[INSTRUCTION]:
Pictures are not part of the copy; repeat everything else in the records exactly.

--

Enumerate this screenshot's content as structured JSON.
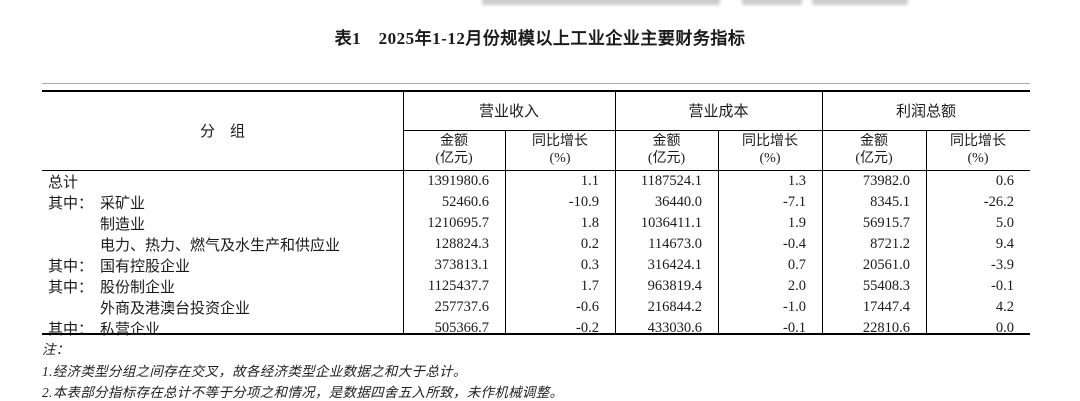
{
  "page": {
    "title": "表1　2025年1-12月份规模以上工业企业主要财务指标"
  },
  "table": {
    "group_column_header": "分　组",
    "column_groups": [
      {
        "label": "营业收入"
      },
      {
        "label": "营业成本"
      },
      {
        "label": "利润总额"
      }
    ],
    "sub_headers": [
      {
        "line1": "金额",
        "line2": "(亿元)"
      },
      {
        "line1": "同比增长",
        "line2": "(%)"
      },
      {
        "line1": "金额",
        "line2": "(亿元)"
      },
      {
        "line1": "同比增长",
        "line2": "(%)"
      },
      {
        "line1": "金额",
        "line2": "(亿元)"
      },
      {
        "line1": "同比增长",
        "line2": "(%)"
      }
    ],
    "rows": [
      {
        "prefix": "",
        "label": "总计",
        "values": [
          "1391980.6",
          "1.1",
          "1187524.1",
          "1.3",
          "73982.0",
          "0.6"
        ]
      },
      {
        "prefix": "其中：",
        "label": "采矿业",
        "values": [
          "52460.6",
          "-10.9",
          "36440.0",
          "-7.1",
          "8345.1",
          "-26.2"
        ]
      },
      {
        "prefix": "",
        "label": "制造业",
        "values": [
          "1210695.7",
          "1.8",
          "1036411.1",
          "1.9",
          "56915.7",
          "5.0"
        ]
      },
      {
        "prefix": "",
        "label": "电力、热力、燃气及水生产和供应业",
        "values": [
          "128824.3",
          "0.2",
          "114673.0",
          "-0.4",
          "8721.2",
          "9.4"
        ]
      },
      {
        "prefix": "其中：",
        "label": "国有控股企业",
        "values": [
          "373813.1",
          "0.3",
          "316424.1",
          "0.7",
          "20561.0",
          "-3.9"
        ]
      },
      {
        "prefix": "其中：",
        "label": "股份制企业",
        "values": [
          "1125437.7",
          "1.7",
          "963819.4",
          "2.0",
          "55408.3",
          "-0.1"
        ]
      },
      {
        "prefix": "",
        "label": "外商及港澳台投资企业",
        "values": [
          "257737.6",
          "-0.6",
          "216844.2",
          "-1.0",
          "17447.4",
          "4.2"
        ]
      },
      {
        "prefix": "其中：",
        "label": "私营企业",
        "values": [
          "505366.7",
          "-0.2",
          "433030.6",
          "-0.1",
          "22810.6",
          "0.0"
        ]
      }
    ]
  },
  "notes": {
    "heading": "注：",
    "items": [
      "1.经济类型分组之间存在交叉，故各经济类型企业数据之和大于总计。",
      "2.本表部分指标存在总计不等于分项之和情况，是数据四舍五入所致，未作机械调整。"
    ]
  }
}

--

[ANSWER IN FULL]:
Enumerate this screenshot's content as structured JSON.
{
  "page": {
    "title": "表1　2025年1-12月份规模以上工业企业主要财务指标"
  },
  "table": {
    "group_column_header": "分　组",
    "column_groups": [
      {
        "label": "营业收入"
      },
      {
        "label": "营业成本"
      },
      {
        "label": "利润总额"
      }
    ],
    "sub_headers": [
      {
        "line1": "金额",
        "line2": "(亿元)"
      },
      {
        "line1": "同比增长",
        "line2": "(%)"
      },
      {
        "line1": "金额",
        "line2": "(亿元)"
      },
      {
        "line1": "同比增长",
        "line2": "(%)"
      },
      {
        "line1": "金额",
        "line2": "(亿元)"
      },
      {
        "line1": "同比增长",
        "line2": "(%)"
      }
    ],
    "rows": [
      {
        "prefix": "",
        "label": "总计",
        "values": [
          "1391980.6",
          "1.1",
          "1187524.1",
          "1.3",
          "73982.0",
          "0.6"
        ]
      },
      {
        "prefix": "其中：",
        "label": "采矿业",
        "values": [
          "52460.6",
          "-10.9",
          "36440.0",
          "-7.1",
          "8345.1",
          "-26.2"
        ]
      },
      {
        "prefix": "",
        "label": "制造业",
        "values": [
          "1210695.7",
          "1.8",
          "1036411.1",
          "1.9",
          "56915.7",
          "5.0"
        ]
      },
      {
        "prefix": "",
        "label": "电力、热力、燃气及水生产和供应业",
        "values": [
          "128824.3",
          "0.2",
          "114673.0",
          "-0.4",
          "8721.2",
          "9.4"
        ]
      },
      {
        "prefix": "其中：",
        "label": "国有控股企业",
        "values": [
          "373813.1",
          "0.3",
          "316424.1",
          "0.7",
          "20561.0",
          "-3.9"
        ]
      },
      {
        "prefix": "其中：",
        "label": "股份制企业",
        "values": [
          "1125437.7",
          "1.7",
          "963819.4",
          "2.0",
          "55408.3",
          "-0.1"
        ]
      },
      {
        "prefix": "",
        "label": "外商及港澳台投资企业",
        "values": [
          "257737.6",
          "-0.6",
          "216844.2",
          "-1.0",
          "17447.4",
          "4.2"
        ]
      },
      {
        "prefix": "其中：",
        "label": "私营企业",
        "values": [
          "505366.7",
          "-0.2",
          "433030.6",
          "-0.1",
          "22810.6",
          "0.0"
        ]
      }
    ]
  },
  "notes": {
    "heading": "注：",
    "items": [
      "1.经济类型分组之间存在交叉，故各经济类型企业数据之和大于总计。",
      "2.本表部分指标存在总计不等于分项之和情况，是数据四舍五入所致，未作机械调整。"
    ]
  }
}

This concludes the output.